• [Stated goal]:
Collect every line in the records below that contains the word "reply".

• [Records provided]:

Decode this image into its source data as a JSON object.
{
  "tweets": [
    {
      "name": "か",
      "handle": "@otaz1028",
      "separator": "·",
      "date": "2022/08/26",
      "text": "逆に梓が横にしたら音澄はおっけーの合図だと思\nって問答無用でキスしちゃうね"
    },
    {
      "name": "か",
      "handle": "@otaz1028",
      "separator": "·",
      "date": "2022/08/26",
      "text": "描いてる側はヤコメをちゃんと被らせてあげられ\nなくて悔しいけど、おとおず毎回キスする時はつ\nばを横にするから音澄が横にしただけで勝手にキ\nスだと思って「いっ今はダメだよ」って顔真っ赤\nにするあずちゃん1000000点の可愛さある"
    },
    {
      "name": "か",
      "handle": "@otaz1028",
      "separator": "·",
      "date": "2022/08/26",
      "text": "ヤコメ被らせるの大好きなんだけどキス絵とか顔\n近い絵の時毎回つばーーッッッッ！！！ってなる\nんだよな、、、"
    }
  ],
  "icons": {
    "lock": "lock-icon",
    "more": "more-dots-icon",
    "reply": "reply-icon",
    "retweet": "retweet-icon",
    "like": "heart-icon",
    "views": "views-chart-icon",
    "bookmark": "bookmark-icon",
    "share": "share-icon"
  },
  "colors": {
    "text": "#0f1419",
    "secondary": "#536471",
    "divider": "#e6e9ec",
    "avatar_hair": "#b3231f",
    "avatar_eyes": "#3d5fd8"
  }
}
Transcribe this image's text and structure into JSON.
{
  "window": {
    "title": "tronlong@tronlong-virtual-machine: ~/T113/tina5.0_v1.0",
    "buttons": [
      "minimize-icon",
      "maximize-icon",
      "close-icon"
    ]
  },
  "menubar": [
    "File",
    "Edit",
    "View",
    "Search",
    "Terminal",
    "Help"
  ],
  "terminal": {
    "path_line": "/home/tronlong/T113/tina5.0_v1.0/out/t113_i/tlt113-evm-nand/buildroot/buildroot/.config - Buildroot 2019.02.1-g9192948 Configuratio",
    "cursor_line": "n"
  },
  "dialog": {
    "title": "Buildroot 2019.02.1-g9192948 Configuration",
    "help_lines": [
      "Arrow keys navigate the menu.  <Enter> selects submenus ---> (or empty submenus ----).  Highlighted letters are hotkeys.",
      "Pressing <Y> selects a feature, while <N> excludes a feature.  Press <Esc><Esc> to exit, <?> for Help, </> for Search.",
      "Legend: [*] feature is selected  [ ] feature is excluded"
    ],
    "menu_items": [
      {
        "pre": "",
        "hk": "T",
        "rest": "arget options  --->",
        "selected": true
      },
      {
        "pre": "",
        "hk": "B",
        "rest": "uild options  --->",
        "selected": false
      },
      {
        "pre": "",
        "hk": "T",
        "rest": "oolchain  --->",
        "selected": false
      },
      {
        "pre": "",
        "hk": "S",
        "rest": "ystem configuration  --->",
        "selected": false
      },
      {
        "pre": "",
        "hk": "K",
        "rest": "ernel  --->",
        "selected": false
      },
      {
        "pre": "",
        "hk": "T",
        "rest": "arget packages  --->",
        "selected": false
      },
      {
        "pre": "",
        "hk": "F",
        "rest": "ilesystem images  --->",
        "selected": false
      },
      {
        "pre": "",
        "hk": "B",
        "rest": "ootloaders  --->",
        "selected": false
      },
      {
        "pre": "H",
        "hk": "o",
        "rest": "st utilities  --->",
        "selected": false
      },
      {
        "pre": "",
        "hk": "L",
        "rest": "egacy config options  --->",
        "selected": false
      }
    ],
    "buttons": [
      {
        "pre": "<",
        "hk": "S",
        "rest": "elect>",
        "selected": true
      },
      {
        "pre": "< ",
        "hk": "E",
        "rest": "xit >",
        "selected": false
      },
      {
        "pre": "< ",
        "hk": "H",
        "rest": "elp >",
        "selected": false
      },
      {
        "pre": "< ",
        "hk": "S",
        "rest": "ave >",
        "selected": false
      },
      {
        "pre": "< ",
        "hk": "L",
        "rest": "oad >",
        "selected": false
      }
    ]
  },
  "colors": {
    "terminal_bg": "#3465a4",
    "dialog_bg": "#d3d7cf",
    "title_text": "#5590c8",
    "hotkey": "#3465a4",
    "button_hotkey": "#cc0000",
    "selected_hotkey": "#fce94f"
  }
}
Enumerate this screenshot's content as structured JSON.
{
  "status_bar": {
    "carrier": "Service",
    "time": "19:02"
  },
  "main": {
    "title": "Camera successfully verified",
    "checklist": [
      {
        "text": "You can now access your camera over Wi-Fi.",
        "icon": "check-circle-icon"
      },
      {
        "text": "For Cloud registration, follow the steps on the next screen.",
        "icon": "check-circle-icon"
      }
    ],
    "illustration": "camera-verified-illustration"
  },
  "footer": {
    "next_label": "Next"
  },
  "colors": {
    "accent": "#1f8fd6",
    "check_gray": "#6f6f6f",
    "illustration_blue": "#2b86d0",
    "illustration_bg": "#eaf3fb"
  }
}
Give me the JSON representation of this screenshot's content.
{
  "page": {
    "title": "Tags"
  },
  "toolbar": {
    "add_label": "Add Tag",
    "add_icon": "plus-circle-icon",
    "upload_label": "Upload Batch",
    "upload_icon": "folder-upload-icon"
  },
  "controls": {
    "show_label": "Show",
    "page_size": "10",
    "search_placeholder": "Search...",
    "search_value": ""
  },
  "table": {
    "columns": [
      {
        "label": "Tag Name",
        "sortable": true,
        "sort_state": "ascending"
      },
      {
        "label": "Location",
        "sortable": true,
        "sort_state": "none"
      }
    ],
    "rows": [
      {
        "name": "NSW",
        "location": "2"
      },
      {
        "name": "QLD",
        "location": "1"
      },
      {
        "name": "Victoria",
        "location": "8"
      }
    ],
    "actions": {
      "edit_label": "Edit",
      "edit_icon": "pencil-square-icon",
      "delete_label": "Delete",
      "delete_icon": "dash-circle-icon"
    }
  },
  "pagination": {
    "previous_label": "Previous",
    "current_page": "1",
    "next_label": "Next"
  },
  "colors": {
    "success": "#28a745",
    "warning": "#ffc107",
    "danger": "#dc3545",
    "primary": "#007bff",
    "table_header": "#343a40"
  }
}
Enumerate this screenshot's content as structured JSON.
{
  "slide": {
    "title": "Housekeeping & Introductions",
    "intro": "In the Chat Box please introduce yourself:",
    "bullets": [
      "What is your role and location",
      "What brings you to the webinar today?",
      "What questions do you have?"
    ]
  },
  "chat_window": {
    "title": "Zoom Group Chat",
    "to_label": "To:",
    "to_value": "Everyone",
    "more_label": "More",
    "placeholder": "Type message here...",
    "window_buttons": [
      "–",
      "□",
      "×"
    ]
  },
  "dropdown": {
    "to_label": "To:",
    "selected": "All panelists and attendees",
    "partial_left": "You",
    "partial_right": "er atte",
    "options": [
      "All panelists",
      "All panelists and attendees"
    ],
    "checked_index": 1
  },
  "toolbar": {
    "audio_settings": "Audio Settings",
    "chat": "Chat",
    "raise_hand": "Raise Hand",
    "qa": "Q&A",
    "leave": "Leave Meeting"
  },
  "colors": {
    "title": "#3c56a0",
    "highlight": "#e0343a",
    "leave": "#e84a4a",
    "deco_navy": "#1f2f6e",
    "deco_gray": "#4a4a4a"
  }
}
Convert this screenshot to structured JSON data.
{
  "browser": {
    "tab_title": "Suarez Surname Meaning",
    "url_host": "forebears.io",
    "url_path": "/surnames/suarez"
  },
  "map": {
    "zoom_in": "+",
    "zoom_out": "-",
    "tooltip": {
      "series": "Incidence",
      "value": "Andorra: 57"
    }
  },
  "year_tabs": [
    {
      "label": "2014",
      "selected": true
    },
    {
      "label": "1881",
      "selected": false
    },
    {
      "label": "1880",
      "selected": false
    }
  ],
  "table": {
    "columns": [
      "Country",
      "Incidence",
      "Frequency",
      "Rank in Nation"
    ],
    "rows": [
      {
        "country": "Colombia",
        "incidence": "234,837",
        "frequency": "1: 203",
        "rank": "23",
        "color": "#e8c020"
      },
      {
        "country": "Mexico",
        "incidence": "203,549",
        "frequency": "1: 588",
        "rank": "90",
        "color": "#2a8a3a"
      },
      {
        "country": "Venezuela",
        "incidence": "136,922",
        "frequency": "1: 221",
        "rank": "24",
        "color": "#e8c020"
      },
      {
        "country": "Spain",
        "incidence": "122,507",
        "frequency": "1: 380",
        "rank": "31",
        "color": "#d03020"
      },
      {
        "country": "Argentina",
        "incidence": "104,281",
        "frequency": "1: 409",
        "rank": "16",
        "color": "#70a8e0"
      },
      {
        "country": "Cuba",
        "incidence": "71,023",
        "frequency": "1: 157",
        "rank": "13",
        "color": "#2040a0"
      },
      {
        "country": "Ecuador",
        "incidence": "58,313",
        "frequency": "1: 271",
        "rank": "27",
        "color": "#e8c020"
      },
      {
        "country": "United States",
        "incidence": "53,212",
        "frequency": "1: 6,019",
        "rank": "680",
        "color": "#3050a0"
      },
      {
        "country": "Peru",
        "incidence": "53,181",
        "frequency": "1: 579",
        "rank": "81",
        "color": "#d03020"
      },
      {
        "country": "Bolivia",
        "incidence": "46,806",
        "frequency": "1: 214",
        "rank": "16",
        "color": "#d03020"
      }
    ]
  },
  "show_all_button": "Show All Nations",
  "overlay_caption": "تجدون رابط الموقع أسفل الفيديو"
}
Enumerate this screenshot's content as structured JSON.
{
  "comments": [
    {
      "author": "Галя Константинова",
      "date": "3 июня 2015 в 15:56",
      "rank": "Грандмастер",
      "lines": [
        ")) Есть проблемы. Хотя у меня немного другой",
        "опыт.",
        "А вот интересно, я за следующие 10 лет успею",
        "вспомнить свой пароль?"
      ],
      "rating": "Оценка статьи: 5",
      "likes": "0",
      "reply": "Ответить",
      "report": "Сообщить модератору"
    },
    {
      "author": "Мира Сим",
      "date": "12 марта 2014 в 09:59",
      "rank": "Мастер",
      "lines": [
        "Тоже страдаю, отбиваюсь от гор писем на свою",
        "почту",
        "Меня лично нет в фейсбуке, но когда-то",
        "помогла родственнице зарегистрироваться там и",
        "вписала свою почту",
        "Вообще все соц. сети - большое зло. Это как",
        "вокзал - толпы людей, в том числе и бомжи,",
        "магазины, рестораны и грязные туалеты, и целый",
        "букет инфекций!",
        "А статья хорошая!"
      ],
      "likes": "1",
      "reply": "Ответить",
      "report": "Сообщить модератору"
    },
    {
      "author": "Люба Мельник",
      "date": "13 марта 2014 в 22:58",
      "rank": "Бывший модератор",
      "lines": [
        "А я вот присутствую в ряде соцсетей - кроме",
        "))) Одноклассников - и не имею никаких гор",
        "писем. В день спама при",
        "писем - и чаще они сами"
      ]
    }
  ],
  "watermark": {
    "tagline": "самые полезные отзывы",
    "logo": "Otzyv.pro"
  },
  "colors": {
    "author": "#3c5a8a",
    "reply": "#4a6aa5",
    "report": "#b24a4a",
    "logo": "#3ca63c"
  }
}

• [Finished exercise]:
    "reply": "reply-icon",
      "reply": "Ответить",
      "reply": "Ответить",
    "reply": "#4a6aa5",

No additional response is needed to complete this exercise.